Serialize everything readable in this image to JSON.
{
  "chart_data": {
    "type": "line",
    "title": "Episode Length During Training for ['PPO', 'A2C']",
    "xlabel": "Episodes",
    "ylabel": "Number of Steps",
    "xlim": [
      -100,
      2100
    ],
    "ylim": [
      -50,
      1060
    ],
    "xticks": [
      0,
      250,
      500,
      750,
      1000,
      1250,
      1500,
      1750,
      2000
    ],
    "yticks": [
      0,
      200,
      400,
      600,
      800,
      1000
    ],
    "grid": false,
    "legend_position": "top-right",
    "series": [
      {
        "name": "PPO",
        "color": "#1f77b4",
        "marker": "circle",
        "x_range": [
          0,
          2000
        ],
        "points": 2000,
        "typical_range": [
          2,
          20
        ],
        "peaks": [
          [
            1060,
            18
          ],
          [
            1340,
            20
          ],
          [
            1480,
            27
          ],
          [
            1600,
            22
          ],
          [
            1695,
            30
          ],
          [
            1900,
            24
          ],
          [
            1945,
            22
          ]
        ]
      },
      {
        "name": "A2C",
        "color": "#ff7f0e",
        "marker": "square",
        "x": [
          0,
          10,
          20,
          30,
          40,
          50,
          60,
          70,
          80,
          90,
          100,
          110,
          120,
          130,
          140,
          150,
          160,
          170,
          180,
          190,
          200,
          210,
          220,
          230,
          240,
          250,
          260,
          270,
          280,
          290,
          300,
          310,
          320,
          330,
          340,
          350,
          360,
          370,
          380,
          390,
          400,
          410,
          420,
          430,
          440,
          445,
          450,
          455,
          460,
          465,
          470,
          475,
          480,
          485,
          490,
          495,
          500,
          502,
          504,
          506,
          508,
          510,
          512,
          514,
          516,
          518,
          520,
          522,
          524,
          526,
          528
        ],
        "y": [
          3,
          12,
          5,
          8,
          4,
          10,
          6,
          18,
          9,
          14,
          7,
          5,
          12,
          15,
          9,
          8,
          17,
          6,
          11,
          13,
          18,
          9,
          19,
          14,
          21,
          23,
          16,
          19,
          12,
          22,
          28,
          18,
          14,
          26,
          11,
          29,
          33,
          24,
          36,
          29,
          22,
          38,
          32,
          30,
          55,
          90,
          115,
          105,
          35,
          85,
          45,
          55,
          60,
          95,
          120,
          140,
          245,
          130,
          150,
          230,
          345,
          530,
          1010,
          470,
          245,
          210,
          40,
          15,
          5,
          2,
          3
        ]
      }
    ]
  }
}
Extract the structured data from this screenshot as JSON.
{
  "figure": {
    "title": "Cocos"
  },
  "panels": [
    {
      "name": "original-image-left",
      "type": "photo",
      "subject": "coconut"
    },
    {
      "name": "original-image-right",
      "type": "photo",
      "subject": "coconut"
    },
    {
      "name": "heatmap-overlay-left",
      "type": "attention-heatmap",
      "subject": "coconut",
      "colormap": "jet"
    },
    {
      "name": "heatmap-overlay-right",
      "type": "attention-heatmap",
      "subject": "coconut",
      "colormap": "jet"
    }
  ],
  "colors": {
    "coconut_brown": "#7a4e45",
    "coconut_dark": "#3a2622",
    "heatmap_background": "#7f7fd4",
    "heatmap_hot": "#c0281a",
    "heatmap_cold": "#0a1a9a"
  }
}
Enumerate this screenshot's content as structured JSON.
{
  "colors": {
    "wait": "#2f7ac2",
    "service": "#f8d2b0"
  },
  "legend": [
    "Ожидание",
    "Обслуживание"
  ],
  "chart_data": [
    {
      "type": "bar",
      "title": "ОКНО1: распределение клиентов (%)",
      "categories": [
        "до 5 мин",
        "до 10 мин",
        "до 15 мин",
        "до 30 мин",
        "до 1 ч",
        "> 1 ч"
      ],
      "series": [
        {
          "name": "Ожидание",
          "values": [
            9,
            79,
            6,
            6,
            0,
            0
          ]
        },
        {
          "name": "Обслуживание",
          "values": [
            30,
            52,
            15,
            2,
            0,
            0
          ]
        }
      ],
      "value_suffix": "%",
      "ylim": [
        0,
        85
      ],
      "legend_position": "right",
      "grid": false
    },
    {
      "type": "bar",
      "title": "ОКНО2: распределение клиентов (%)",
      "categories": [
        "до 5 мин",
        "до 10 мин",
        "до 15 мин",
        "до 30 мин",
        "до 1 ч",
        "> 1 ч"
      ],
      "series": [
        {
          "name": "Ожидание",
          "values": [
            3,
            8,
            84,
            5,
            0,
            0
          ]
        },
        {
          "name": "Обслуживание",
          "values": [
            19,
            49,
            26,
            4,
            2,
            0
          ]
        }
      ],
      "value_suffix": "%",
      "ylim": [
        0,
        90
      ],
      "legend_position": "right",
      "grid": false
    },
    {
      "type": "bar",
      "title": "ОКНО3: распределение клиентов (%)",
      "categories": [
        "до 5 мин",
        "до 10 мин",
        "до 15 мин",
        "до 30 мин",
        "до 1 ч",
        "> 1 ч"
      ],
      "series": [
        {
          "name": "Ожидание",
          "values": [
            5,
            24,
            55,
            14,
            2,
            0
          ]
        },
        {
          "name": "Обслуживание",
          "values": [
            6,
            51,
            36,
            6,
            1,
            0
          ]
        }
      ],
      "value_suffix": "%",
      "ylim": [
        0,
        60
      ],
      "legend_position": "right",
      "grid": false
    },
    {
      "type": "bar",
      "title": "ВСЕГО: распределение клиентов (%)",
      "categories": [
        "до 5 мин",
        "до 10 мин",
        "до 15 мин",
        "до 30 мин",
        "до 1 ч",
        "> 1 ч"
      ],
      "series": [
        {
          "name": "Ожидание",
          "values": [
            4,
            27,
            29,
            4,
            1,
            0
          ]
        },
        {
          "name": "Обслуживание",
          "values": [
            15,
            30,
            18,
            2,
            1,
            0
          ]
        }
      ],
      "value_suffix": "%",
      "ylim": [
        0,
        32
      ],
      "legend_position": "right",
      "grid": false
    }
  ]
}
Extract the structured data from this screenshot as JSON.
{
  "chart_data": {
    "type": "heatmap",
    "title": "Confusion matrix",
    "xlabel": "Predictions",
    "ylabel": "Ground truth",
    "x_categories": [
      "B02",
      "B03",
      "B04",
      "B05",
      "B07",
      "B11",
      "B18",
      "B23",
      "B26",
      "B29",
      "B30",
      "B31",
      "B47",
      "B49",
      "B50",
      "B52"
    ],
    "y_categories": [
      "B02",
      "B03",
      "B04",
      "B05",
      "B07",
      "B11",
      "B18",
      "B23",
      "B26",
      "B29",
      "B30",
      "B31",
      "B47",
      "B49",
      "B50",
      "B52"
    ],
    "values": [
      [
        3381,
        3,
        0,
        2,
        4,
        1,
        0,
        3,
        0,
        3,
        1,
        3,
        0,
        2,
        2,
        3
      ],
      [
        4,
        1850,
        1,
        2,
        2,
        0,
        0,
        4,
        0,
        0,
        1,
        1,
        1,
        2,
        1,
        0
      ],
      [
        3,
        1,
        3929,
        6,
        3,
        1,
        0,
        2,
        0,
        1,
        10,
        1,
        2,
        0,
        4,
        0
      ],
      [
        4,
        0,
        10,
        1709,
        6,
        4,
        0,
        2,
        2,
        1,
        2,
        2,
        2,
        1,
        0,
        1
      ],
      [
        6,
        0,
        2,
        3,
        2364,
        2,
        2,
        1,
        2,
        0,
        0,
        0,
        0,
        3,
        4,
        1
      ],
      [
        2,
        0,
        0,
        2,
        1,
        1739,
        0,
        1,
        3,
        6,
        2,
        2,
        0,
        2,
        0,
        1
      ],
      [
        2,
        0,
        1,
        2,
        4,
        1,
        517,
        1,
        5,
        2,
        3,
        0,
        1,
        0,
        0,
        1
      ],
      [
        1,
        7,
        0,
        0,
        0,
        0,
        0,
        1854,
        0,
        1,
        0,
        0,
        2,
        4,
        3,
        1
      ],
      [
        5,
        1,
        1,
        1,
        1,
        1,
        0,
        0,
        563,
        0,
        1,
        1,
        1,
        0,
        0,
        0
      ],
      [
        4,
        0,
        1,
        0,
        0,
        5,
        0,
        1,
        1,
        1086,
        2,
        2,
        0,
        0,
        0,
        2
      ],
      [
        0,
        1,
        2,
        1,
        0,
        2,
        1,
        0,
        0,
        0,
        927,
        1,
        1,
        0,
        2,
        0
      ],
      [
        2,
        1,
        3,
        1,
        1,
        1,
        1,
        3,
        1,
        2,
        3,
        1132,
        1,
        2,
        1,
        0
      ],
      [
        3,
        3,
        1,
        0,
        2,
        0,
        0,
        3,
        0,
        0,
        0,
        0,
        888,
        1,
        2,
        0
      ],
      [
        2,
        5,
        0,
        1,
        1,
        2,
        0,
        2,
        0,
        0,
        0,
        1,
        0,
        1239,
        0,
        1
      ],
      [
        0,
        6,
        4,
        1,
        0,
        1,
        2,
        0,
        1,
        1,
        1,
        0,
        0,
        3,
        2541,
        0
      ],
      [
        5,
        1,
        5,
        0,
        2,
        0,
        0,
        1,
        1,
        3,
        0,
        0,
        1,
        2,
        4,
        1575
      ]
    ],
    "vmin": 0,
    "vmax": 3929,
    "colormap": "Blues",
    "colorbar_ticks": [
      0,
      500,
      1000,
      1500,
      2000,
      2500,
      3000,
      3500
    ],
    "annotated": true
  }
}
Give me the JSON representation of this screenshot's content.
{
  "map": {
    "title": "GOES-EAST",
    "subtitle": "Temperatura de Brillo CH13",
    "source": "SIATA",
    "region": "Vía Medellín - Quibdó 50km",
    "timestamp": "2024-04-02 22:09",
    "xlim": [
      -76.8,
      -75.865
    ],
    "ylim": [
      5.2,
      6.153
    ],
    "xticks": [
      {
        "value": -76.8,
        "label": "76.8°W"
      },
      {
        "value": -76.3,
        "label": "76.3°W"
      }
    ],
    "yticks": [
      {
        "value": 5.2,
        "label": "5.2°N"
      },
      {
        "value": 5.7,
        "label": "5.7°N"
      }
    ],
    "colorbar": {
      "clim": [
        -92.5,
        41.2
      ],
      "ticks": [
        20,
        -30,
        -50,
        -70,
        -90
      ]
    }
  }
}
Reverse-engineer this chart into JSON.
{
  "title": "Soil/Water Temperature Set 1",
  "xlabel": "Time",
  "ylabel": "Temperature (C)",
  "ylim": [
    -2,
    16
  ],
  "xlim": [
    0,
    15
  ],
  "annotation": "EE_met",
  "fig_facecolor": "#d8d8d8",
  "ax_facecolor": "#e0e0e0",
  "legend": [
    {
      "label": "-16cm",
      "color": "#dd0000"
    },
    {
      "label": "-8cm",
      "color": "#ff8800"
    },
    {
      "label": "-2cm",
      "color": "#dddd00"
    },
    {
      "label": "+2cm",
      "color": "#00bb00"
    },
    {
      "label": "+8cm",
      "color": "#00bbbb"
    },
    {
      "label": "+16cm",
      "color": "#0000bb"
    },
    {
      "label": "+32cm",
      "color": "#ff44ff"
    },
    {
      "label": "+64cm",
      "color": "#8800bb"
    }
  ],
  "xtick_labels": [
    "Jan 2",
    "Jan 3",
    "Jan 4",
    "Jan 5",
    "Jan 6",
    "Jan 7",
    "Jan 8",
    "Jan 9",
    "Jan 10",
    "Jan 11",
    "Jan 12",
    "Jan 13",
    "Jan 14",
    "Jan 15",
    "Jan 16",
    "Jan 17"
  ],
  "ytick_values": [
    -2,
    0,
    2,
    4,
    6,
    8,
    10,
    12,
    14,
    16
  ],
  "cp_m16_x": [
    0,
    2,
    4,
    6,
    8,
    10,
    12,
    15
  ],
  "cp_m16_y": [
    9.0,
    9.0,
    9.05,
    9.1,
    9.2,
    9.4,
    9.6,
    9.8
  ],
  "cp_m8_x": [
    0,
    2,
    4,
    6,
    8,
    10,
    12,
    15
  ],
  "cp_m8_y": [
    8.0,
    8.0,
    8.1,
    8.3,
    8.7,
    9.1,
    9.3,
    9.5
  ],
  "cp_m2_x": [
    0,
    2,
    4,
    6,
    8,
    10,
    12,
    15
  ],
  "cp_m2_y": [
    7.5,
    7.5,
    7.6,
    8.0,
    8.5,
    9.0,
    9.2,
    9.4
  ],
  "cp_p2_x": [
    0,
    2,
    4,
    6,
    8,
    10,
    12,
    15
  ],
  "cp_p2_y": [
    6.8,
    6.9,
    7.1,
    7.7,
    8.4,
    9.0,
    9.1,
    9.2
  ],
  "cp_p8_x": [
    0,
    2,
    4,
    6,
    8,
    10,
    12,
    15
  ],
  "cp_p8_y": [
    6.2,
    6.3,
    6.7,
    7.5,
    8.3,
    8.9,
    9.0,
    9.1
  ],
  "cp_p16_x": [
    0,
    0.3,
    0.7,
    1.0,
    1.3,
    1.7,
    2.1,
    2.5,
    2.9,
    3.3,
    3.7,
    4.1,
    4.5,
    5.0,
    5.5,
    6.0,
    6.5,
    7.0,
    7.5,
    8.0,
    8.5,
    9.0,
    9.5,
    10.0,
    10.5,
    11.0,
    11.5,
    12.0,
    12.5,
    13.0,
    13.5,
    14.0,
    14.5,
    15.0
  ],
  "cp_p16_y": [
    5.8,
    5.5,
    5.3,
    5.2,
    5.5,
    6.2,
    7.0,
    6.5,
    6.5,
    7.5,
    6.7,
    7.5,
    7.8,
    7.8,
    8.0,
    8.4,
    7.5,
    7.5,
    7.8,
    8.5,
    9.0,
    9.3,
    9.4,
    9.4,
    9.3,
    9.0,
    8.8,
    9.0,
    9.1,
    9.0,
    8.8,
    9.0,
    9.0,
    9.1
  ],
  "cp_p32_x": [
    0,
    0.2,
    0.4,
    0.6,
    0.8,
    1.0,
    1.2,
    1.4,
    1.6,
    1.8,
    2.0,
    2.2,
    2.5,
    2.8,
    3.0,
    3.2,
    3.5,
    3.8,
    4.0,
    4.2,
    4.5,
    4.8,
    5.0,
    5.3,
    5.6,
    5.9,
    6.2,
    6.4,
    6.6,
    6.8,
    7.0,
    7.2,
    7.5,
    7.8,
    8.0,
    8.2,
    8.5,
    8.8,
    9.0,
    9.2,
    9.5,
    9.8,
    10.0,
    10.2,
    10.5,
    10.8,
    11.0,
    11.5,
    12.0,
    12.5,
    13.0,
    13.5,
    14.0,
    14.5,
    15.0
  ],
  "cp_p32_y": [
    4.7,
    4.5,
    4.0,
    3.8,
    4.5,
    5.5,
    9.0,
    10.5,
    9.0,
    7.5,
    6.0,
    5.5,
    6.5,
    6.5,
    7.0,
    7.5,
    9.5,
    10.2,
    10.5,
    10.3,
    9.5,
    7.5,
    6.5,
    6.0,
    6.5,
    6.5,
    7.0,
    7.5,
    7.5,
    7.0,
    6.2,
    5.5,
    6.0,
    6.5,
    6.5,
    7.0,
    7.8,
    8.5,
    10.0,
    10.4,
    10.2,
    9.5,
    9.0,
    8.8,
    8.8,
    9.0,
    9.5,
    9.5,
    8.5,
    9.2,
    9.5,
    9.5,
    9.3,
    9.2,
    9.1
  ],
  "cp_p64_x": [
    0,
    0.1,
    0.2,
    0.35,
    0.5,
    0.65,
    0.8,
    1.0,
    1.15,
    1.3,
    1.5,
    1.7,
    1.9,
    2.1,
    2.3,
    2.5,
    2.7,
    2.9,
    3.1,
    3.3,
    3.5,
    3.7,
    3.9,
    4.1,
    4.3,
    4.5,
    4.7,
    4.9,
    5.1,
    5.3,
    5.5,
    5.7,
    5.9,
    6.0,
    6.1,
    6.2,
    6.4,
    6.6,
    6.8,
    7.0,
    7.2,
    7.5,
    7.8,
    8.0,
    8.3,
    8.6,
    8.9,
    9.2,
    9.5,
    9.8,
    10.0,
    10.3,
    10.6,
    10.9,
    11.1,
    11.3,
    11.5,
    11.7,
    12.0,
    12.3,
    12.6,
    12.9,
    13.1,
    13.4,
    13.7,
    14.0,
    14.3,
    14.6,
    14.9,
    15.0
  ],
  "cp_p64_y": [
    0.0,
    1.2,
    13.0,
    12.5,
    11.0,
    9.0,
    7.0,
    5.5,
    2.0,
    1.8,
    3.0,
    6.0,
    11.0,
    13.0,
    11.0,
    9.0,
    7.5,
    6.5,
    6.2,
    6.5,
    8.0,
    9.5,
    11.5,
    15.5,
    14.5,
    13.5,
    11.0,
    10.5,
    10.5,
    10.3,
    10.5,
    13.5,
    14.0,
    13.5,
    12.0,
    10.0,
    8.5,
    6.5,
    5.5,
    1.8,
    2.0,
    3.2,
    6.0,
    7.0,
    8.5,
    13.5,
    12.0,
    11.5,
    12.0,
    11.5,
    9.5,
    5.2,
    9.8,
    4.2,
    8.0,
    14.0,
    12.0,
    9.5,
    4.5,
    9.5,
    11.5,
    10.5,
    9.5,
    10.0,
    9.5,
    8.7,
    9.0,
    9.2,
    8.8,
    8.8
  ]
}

————

*Set exercise*: Filter the data for the string "image" and copy every line that has it.

*Solution to this problem*:
Serialize everything readable in this image to JSON.
      "name": "original-image-left",
      "name": "original-image-right",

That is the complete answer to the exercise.